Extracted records
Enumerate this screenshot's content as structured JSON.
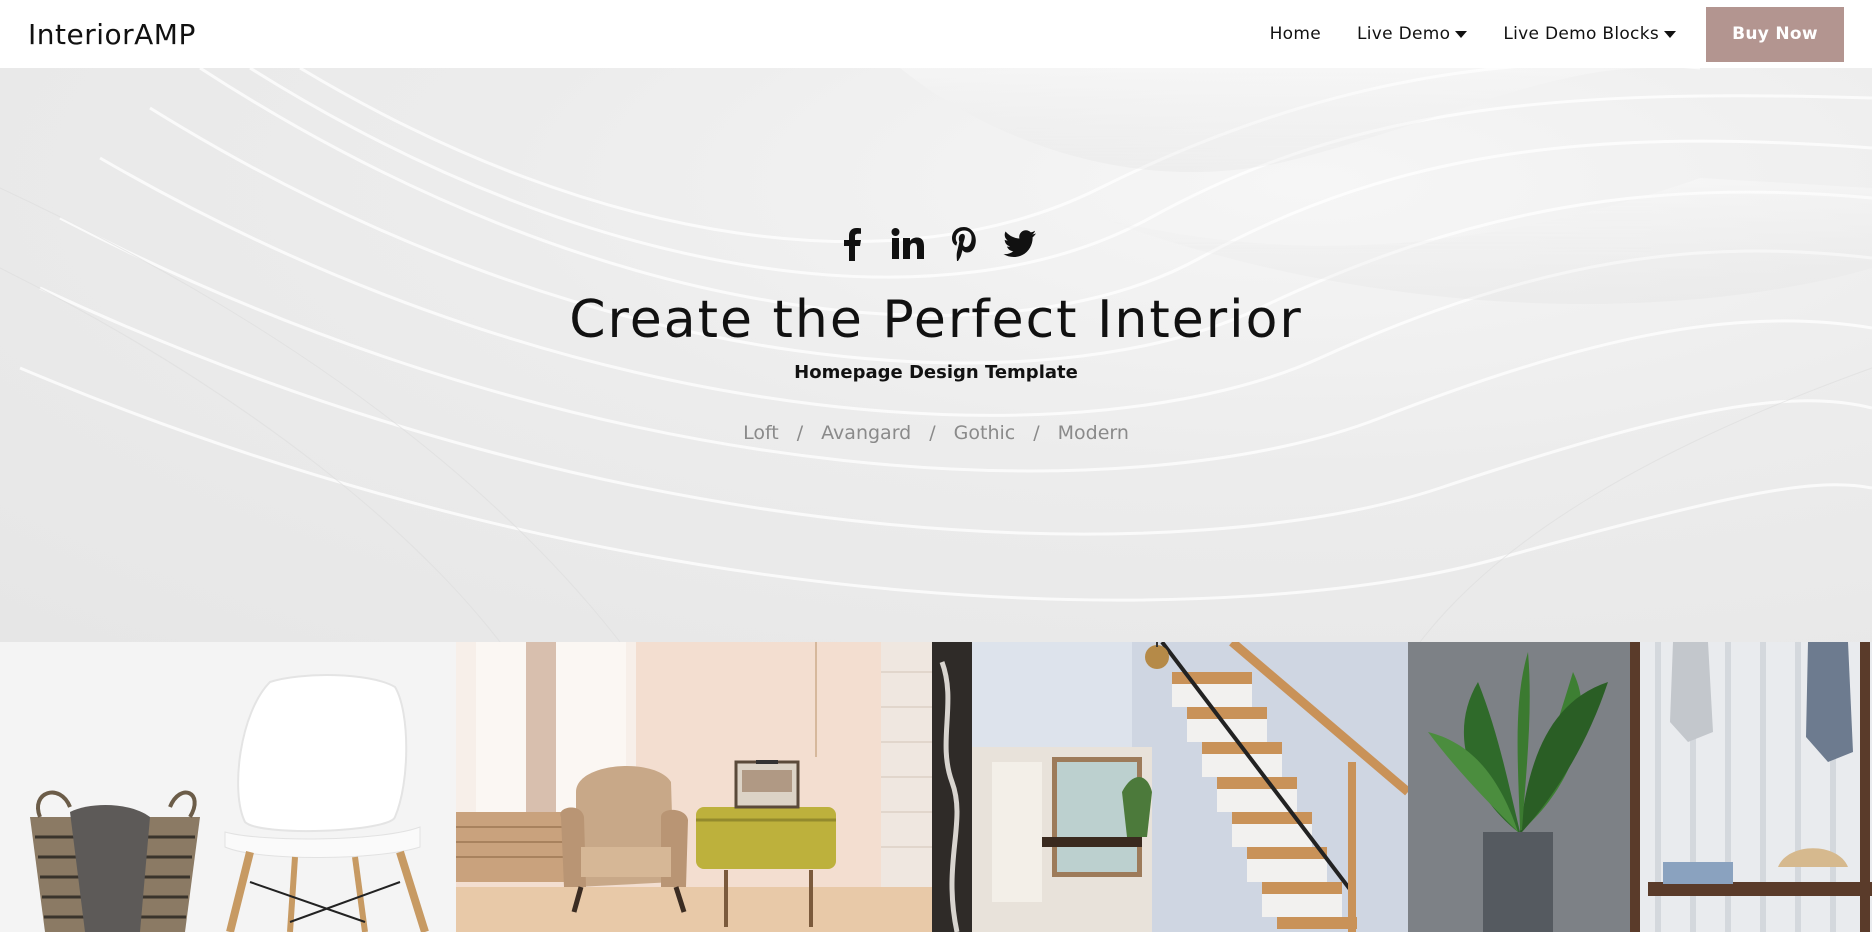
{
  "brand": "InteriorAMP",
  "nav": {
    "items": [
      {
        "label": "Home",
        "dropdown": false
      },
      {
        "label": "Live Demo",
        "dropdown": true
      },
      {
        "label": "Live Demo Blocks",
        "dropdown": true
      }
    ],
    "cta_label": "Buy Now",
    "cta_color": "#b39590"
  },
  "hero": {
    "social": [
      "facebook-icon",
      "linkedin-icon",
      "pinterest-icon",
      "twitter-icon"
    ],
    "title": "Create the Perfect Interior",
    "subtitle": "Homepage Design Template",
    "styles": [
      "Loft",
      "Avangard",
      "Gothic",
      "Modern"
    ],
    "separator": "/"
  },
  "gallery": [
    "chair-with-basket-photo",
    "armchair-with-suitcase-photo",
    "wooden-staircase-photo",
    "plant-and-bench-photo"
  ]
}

# Required work
From the data, collect all lines where the string "icon" appears.

# Solution
      "facebook-icon",
      "linkedin-icon",
      "pinterest-icon",
      "twitter-icon"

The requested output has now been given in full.